▶

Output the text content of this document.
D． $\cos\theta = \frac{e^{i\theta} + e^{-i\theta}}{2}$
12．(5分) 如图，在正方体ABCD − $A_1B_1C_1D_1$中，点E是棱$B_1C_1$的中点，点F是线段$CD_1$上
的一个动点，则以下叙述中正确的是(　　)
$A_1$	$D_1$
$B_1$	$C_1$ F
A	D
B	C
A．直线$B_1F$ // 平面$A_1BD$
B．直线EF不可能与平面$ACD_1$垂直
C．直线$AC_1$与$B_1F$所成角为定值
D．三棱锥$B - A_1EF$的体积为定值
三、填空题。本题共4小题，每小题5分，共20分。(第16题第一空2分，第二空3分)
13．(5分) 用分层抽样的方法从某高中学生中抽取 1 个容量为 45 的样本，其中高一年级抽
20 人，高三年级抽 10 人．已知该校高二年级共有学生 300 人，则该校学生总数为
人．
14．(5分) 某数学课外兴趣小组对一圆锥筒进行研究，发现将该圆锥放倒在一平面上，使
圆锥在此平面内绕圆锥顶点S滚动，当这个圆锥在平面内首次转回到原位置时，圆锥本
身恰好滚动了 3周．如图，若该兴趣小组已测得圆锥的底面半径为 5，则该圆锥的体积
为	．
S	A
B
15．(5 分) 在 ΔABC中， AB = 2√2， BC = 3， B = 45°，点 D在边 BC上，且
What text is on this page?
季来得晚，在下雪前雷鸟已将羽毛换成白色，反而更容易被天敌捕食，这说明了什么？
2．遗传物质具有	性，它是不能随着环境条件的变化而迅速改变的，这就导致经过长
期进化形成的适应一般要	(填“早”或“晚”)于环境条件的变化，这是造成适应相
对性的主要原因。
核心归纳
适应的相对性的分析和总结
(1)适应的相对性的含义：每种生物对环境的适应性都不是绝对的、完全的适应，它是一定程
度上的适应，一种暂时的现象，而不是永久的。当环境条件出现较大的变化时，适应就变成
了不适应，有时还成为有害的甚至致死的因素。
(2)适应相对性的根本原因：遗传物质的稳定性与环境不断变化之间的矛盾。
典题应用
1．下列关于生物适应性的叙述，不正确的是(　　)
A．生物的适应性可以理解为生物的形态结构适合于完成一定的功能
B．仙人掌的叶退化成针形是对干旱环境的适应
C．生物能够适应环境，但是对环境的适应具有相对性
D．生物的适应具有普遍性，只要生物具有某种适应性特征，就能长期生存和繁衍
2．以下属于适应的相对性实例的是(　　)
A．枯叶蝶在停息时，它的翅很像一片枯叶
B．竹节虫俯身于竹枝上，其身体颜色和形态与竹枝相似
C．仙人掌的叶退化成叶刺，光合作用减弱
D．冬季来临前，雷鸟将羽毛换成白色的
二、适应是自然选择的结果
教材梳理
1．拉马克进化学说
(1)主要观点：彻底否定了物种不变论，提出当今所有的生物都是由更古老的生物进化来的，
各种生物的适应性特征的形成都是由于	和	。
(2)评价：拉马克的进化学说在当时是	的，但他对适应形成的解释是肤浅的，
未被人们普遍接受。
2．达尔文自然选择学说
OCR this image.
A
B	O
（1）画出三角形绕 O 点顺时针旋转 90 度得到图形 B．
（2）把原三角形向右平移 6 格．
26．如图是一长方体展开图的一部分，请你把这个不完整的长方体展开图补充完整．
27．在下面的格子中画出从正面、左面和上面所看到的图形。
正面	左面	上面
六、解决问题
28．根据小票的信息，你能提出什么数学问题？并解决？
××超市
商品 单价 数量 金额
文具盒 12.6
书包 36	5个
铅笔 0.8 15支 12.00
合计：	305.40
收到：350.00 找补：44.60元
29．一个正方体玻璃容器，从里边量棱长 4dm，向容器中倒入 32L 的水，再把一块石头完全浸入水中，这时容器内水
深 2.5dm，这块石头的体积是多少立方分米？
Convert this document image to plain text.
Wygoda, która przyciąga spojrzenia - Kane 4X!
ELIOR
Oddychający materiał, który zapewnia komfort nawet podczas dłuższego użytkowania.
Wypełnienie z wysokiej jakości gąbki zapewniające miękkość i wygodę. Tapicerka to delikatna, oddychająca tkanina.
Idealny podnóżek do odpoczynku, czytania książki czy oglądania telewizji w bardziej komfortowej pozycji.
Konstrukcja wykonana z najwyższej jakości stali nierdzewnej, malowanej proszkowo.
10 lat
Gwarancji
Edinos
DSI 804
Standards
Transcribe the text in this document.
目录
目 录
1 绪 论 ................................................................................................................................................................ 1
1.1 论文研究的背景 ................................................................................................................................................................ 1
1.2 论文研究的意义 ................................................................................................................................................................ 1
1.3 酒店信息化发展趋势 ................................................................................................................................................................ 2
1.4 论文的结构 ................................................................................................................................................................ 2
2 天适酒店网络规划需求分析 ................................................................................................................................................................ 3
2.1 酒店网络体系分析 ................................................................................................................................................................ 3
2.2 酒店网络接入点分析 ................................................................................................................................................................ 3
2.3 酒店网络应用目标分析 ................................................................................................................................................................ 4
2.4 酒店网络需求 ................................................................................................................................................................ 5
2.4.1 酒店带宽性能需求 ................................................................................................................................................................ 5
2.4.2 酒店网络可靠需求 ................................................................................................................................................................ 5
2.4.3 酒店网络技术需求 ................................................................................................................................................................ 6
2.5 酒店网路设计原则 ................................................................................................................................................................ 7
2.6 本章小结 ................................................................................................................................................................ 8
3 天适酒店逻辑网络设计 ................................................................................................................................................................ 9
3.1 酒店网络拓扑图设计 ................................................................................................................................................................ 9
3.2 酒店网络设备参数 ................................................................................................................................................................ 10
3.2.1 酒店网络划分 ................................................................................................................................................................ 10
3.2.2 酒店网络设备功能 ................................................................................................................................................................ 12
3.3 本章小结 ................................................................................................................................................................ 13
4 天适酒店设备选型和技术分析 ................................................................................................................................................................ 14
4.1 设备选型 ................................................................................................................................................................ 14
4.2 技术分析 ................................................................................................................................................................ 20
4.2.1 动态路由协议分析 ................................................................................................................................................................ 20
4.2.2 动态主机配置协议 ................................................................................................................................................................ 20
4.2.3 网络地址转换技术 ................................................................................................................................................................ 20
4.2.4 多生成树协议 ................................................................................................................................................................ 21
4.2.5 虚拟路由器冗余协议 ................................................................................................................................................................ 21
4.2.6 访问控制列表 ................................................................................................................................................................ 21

◀

Task statement: Your task is to retype all the records above with nothing left out.

The output:
Output the text content of this document.
D． $\cos\theta = \frac{e^{i\theta} + e^{-i\theta}}{2}$
12．(5分) 如图，在正方体ABCD − $A_1B_1C_1D_1$中，点E是棱$B_1C_1$的中点，点F是线段$CD_1$上
的一个动点，则以下叙述中正确的是(　　)
$A_1$	$D_1$
$B_1$	$C_1$ F
A	D
B	C
A．直线$B_1F$ // 平面$A_1BD$
B．直线EF不可能与平面$ACD_1$垂直
C．直线$AC_1$与$B_1F$所成角为定值
D．三棱锥$B - A_1EF$的体积为定值
三、填空题。本题共4小题，每小题5分，共20分。(第16题第一空2分，第二空3分)
13．(5分) 用分层抽样的方法从某高中学生中抽取 1 个容量为 45 的样本，其中高一年级抽
20 人，高三年级抽 10 人．已知该校高二年级共有学生 300 人，则该校学生总数为
人．
14．(5分) 某数学课外兴趣小组对一圆锥筒进行研究，发现将该圆锥放倒在一平面上，使
圆锥在此平面内绕圆锥顶点S滚动，当这个圆锥在平面内首次转回到原位置时，圆锥本
身恰好滚动了 3周．如图，若该兴趣小组已测得圆锥的底面半径为 5，则该圆锥的体积
为	．
S	A
B
15．(5 分) 在 ΔABC中， AB = 2√2， BC = 3， B = 45°，点 D在边 BC上，且
What text is on this page?
季来得晚，在下雪前雷鸟已将羽毛换成白色，反而更容易被天敌捕食，这说明了什么？
2．遗传物质具有	性，它是不能随着环境条件的变化而迅速改变的，这就导致经过长
期进化形成的适应一般要	(填“早”或“晚”)于环境条件的变化，这是造成适应相
对性的主要原因。
核心归纳
适应的相对性的分析和总结
(1)适应的相对性的含义：每种生物对环境的适应性都不是绝对的、完全的适应，它是一定程
度上的适应，一种暂时的现象，而不是永久的。当环境条件出现较大的变化时，适应就变成
了不适应，有时还成为有害的甚至致死的因素。
(2)适应相对性的根本原因：遗传物质的稳定性与环境不断变化之间的矛盾。
典题应用
1．下列关于生物适应性的叙述，不正确的是(　　)
A．生物的适应性可以理解为生物的形态结构适合于完成一定的功能
B．仙人掌的叶退化成针形是对干旱环境的适应
C．生物能够适应环境，但是对环境的适应具有相对性
D．生物的适应具有普遍性，只要生物具有某种适应性特征，就能长期生存和繁衍
2．以下属于适应的相对性实例的是(　　)
A．枯叶蝶在停息时，它的翅很像一片枯叶
B．竹节虫俯身于竹枝上，其身体颜色和形态与竹枝相似
C．仙人掌的叶退化成叶刺，光合作用减弱
D．冬季来临前，雷鸟将羽毛换成白色的
二、适应是自然选择的结果
教材梳理
1．拉马克进化学说
(1)主要观点：彻底否定了物种不变论，提出当今所有的生物都是由更古老的生物进化来的，
各种生物的适应性特征的形成都是由于	和	。
(2)评价：拉马克的进化学说在当时是	的，但他对适应形成的解释是肤浅的，
未被人们普遍接受。
2．达尔文自然选择学说
OCR this image.
A
B	O
（1）画出三角形绕 O 点顺时针旋转 90 度得到图形 B．
（2）把原三角形向右平移 6 格．
26．如图是一长方体展开图的一部分，请你把这个不完整的长方体展开图补充完整．
27．在下面的格子中画出从正面、左面和上面所看到的图形。
正面	左面	上面
六、解决问题
28．根据小票的信息，你能提出什么数学问题？并解决？
××超市
商品 单价 数量 金额
文具盒 12.6
书包 36	5个
铅笔 0.8 15支 12.00
合计：	305.40
收到：350.00 找补：44.60元
29．一个正方体玻璃容器，从里边量棱长 4dm，向容器中倒入 32L 的水，再把一块石头完全浸入水中，这时容器内水
深 2.5dm，这块石头的体积是多少立方分米？
Convert this document image to plain text.
Wygoda, która przyciąga spojrzenia - Kane 4X!
ELIOR
Oddychający materiał, który zapewnia komfort nawet podczas dłuższego użytkowania.
Wypełnienie z wysokiej jakości gąbki zapewniające miękkość i wygodę. Tapicerka to delikatna, oddychająca tkanina.
Idealny podnóżek do odpoczynku, czytania książki czy oglądania telewizji w bardziej komfortowej pozycji.
Konstrukcja wykonana z najwyższej jakości stali nierdzewnej, malowanej proszkowo.
10 lat
Gwarancji
Edinos
DSI 804
Standards
Transcribe the text in this document.
目录
目 录
1 绪 论 ................................................................................................................................................................ 1
1.1 论文研究的背景 ................................................................................................................................................................ 1
1.2 论文研究的意义 ................................................................................................................................................................ 1
1.3 酒店信息化发展趋势 ................................................................................................................................................................ 2
1.4 论文的结构 ................................................................................................................................................................ 2
2 天适酒店网络规划需求分析 ................................................................................................................................................................ 3
2.1 酒店网络体系分析 ................................................................................................................................................................ 3
2.2 酒店网络接入点分析 ................................................................................................................................................................ 3
2.3 酒店网络应用目标分析 ................................................................................................................................................................ 4
2.4 酒店网络需求 ................................................................................................................................................................ 5
2.4.1 酒店带宽性能需求 ................................................................................................................................................................ 5
2.4.2 酒店网络可靠需求 ................................................................................................................................................................ 5
2.4.3 酒店网络技术需求 ................................................................................................................................................................ 6
2.5 酒店网路设计原则 ................................................................................................................................................................ 7
2.6 本章小结 ................................................................................................................................................................ 8
3 天适酒店逻辑网络设计 ................................................................................................................................................................ 9
3.1 酒店网络拓扑图设计 ................................................................................................................................................................ 9
3.2 酒店网络设备参数 ................................................................................................................................................................ 10
3.2.1 酒店网络划分 ................................................................................................................................................................ 10
3.2.2 酒店网络设备功能 ................................................................................................................................................................ 12
3.3 本章小结 ................................................................................................................................................................ 13
4 天适酒店设备选型和技术分析 ................................................................................................................................................................ 14
4.1 设备选型 ................................................................................................................................................................ 14
4.2 技术分析 ................................................................................................................................................................ 20
4.2.1 动态路由协议分析 ................................................................................................................................................................ 20
4.2.2 动态主机配置协议 ................................................................................................................................................................ 20
4.2.3 网络地址转换技术 ................................................................................................................................................................ 20
4.2.4 多生成树协议 ................................................................................................................................................................ 21
4.2.5 虚拟路由器冗余协议 ................................................................................................................................................................ 21
4.2.6 访问控制列表 ................................................................................................................................................................ 21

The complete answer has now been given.